+++ Excerpted data

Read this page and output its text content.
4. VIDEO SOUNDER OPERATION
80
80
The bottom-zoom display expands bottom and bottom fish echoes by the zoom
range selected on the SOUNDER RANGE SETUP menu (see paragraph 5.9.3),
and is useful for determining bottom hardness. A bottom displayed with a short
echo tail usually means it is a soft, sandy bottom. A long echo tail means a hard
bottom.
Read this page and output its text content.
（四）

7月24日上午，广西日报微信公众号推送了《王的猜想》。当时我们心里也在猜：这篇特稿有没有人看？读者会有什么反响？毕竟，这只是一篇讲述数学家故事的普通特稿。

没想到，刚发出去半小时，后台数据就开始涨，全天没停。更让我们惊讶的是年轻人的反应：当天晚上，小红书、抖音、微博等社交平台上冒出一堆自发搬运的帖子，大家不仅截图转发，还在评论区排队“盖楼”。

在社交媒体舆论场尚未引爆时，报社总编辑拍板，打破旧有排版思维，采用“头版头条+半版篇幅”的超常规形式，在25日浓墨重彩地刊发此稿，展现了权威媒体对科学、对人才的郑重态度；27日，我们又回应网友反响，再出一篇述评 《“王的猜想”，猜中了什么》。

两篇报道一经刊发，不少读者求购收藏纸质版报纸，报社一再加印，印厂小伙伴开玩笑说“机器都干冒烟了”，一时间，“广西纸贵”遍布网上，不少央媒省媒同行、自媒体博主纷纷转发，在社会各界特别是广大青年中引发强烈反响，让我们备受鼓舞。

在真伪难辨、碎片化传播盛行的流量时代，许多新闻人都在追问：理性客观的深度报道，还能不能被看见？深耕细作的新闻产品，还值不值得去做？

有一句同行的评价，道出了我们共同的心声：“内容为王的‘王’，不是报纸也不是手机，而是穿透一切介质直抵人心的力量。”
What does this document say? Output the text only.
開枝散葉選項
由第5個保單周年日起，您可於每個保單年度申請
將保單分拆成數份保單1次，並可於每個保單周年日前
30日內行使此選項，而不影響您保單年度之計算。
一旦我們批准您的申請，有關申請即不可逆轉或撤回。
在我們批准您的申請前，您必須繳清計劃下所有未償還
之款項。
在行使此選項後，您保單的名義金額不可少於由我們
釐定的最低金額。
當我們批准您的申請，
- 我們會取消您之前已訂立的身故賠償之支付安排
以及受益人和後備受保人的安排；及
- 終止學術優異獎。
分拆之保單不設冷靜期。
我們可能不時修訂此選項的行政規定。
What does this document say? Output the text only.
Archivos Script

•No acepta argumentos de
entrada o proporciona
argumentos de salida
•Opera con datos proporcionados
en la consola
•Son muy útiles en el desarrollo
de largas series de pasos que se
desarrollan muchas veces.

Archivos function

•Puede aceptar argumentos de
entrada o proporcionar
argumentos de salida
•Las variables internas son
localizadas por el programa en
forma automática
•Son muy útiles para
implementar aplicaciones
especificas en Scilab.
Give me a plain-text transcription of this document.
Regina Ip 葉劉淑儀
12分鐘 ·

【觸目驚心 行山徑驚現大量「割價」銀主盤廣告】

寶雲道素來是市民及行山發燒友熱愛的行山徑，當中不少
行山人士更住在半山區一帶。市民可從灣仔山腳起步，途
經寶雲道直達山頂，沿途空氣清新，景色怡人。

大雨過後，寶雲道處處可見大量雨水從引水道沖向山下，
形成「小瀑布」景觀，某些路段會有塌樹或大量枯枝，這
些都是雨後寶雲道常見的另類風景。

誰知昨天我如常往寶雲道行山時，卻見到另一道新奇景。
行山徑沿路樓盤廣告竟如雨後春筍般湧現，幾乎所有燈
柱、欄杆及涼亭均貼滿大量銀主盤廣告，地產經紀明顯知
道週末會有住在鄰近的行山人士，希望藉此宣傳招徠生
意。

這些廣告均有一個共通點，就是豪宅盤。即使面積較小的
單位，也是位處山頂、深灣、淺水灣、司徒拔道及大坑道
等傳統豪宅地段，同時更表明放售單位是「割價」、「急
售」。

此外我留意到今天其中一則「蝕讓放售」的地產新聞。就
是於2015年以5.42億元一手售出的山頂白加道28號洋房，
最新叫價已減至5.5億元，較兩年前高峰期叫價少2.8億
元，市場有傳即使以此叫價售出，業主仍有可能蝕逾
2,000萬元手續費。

++++++

**What you will do**
Extract all of the data shown above without alteration.

**Answer in full**
Read this page and output its text content.
4. VIDEO SOUNDER OPERATION
80
80
The bottom-zoom display expands bottom and bottom fish echoes by the zoom
range selected on the SOUNDER RANGE SETUP menu (see paragraph 5.9.3),
and is useful for determining bottom hardness. A bottom displayed with a short
echo tail usually means it is a soft, sandy bottom. A long echo tail means a hard
bottom.
Read this page and output its text content.
（四）

7月24日上午，广西日报微信公众号推送了《王的猜想》。当时我们心里也在猜：这篇特稿有没有人看？读者会有什么反响？毕竟，这只是一篇讲述数学家故事的普通特稿。

没想到，刚发出去半小时，后台数据就开始涨，全天没停。更让我们惊讶的是年轻人的反应：当天晚上，小红书、抖音、微博等社交平台上冒出一堆自发搬运的帖子，大家不仅截图转发，还在评论区排队“盖楼”。

在社交媒体舆论场尚未引爆时，报社总编辑拍板，打破旧有排版思维，采用“头版头条+半版篇幅”的超常规形式，在25日浓墨重彩地刊发此稿，展现了权威媒体对科学、对人才的郑重态度；27日，我们又回应网友反响，再出一篇述评 《“王的猜想”，猜中了什么》。

两篇报道一经刊发，不少读者求购收藏纸质版报纸，报社一再加印，印厂小伙伴开玩笑说“机器都干冒烟了”，一时间，“广西纸贵”遍布网上，不少央媒省媒同行、自媒体博主纷纷转发，在社会各界特别是广大青年中引发强烈反响，让我们备受鼓舞。

在真伪难辨、碎片化传播盛行的流量时代，许多新闻人都在追问：理性客观的深度报道，还能不能被看见？深耕细作的新闻产品，还值不值得去做？

有一句同行的评价，道出了我们共同的心声：“内容为王的‘王’，不是报纸也不是手机，而是穿透一切介质直抵人心的力量。”
What does this document say? Output the text only.
開枝散葉選項
由第5個保單周年日起，您可於每個保單年度申請
將保單分拆成數份保單1次，並可於每個保單周年日前
30日內行使此選項，而不影響您保單年度之計算。
一旦我們批准您的申請，有關申請即不可逆轉或撤回。
在我們批准您的申請前，您必須繳清計劃下所有未償還
之款項。
在行使此選項後，您保單的名義金額不可少於由我們
釐定的最低金額。
當我們批准您的申請，
- 我們會取消您之前已訂立的身故賠償之支付安排
以及受益人和後備受保人的安排；及
- 終止學術優異獎。
分拆之保單不設冷靜期。
我們可能不時修訂此選項的行政規定。
What does this document say? Output the text only.
Archivos Script

•No acepta argumentos de
entrada o proporciona
argumentos de salida
•Opera con datos proporcionados
en la consola
•Son muy útiles en el desarrollo
de largas series de pasos que se
desarrollan muchas veces.

Archivos function

•Puede aceptar argumentos de
entrada o proporcionar
argumentos de salida
•Las variables internas son
localizadas por el programa en
forma automática
•Son muy útiles para
implementar aplicaciones
especificas en Scilab.
Give me a plain-text transcription of this document.
Regina Ip 葉劉淑儀
12分鐘 ·

【觸目驚心 行山徑驚現大量「割價」銀主盤廣告】

寶雲道素來是市民及行山發燒友熱愛的行山徑，當中不少
行山人士更住在半山區一帶。市民可從灣仔山腳起步，途
經寶雲道直達山頂，沿途空氣清新，景色怡人。

大雨過後，寶雲道處處可見大量雨水從引水道沖向山下，
形成「小瀑布」景觀，某些路段會有塌樹或大量枯枝，這
些都是雨後寶雲道常見的另類風景。

誰知昨天我如常往寶雲道行山時，卻見到另一道新奇景。
行山徑沿路樓盤廣告竟如雨後春筍般湧現，幾乎所有燈
柱、欄杆及涼亭均貼滿大量銀主盤廣告，地產經紀明顯知
道週末會有住在鄰近的行山人士，希望藉此宣傳招徠生
意。

這些廣告均有一個共通點，就是豪宅盤。即使面積較小的
單位，也是位處山頂、深灣、淺水灣、司徒拔道及大坑道
等傳統豪宅地段，同時更表明放售單位是「割價」、「急
售」。

此外我留意到今天其中一則「蝕讓放售」的地產新聞。就
是於2015年以5.42億元一手售出的山頂白加道28號洋房，
最新叫價已減至5.5億元，較兩年前高峰期叫價少2.8億
元，市場有傳即使以此叫價售出，業主仍有可能蝕逾
2,000萬元手續費。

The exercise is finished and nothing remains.